[BEGIN]
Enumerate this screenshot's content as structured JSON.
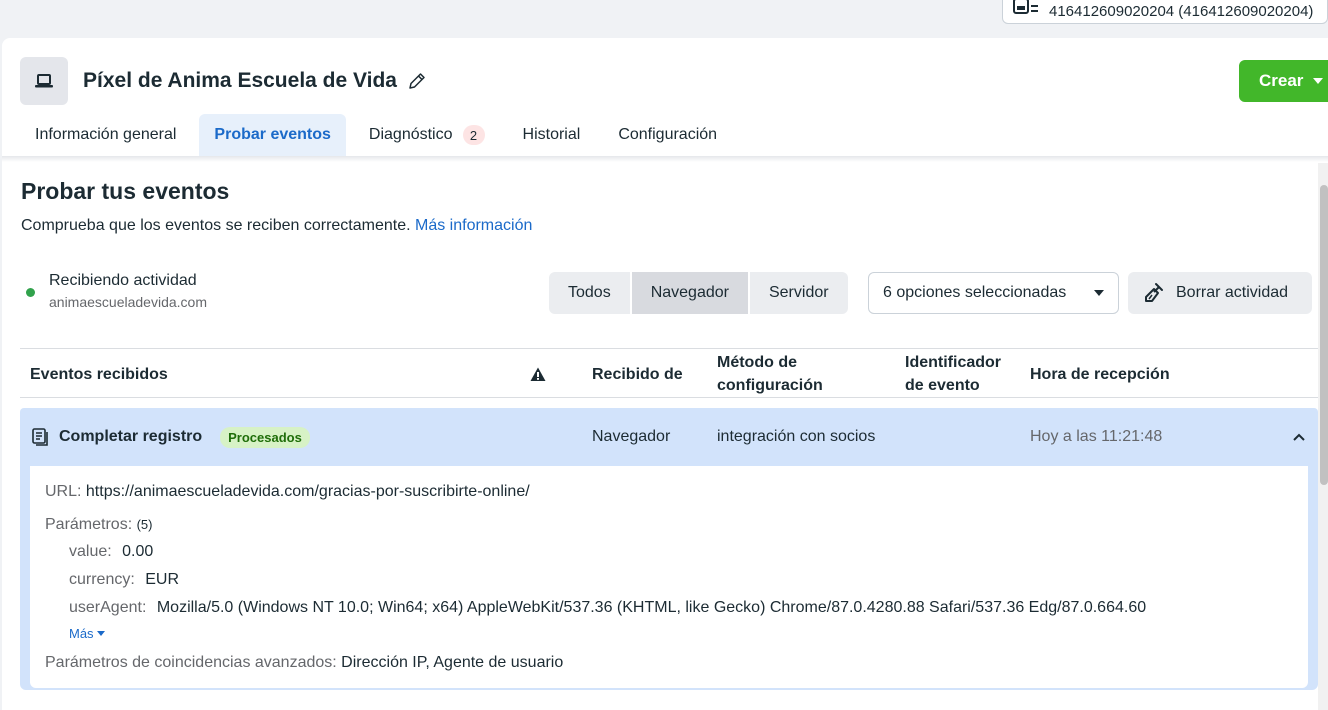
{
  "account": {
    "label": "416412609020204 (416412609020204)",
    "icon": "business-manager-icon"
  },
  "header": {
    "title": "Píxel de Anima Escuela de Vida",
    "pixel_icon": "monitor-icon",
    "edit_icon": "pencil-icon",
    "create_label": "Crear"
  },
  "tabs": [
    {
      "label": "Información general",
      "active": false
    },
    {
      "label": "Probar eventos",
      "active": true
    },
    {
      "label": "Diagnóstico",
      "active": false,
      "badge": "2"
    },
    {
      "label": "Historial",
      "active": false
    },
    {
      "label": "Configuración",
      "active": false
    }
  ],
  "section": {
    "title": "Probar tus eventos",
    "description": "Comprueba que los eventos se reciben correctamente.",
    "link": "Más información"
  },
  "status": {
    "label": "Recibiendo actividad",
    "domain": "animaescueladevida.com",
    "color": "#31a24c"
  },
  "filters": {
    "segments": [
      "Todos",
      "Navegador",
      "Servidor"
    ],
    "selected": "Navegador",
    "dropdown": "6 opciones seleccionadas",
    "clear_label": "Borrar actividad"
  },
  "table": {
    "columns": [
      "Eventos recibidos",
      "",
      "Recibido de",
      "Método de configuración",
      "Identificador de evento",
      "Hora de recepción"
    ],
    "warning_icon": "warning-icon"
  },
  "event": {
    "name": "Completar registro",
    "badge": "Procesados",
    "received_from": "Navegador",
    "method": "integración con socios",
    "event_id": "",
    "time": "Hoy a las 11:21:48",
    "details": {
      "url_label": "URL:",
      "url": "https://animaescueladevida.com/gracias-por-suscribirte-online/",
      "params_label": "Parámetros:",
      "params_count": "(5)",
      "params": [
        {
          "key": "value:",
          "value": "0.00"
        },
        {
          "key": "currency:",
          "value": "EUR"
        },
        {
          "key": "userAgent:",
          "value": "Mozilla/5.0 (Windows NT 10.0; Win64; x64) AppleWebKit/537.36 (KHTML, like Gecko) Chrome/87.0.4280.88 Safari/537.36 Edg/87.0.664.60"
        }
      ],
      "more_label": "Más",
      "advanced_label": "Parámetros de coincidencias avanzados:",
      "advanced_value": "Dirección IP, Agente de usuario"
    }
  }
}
[END]
Goal |
Only a number is wanted: how many lines of the material include the word "icon".

Result of the task |
4